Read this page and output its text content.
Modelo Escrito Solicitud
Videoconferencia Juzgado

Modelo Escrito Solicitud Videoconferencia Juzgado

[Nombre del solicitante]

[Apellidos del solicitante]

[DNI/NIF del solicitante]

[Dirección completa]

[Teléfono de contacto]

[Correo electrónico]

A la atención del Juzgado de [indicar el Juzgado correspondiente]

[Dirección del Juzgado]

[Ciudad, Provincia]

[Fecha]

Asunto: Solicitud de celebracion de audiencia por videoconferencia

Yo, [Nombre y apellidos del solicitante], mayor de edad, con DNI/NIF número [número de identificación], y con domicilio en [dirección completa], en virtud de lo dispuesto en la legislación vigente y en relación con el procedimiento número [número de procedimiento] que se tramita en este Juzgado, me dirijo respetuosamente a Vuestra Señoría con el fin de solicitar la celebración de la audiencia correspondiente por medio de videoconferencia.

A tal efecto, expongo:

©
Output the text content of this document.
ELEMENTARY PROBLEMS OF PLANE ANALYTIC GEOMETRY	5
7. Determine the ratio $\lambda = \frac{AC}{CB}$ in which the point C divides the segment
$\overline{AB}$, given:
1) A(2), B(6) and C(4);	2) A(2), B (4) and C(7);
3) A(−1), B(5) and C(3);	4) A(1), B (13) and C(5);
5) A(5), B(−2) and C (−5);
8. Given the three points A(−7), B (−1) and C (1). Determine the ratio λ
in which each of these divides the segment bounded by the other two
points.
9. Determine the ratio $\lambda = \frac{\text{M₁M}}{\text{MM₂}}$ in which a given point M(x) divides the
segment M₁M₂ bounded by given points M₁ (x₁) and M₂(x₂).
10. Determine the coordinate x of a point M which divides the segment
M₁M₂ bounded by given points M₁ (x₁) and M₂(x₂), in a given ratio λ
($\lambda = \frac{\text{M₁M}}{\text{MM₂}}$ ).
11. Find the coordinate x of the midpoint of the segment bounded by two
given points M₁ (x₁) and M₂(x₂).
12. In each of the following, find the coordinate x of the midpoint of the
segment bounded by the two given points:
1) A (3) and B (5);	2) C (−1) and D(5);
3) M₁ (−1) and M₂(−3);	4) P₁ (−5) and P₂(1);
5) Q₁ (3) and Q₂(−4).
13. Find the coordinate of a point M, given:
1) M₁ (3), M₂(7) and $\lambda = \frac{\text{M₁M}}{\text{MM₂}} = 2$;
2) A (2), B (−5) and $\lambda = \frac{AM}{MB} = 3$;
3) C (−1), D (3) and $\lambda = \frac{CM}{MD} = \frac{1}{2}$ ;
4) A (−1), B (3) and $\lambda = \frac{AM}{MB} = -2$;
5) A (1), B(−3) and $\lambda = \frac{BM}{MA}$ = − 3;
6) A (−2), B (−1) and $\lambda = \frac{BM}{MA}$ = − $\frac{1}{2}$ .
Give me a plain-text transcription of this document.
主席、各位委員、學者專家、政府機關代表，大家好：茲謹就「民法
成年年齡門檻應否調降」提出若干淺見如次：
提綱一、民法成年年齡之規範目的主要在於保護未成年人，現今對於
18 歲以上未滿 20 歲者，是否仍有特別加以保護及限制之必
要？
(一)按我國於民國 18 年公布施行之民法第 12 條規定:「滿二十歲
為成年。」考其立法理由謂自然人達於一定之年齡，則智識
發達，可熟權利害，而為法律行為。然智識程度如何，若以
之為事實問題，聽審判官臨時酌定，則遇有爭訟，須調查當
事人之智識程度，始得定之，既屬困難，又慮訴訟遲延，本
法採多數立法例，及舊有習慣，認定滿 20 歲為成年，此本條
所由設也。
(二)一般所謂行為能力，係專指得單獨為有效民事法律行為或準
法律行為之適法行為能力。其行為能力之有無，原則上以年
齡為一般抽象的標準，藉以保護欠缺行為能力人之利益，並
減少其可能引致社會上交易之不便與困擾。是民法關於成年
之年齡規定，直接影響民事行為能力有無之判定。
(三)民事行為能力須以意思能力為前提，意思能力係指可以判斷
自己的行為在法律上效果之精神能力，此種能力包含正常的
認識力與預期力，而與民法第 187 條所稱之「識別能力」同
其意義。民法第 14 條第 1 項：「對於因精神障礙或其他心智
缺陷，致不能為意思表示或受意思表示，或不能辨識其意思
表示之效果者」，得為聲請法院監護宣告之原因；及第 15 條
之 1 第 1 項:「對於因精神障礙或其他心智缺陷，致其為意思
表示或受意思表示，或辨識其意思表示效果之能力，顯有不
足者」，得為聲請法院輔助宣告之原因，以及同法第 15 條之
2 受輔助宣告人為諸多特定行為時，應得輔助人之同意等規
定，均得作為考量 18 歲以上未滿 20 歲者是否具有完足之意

· · · · · · ·

[TO BE DONE] Give the number of lines in the records that contain the string "this", and nothing besides.

[OUTPUT] 3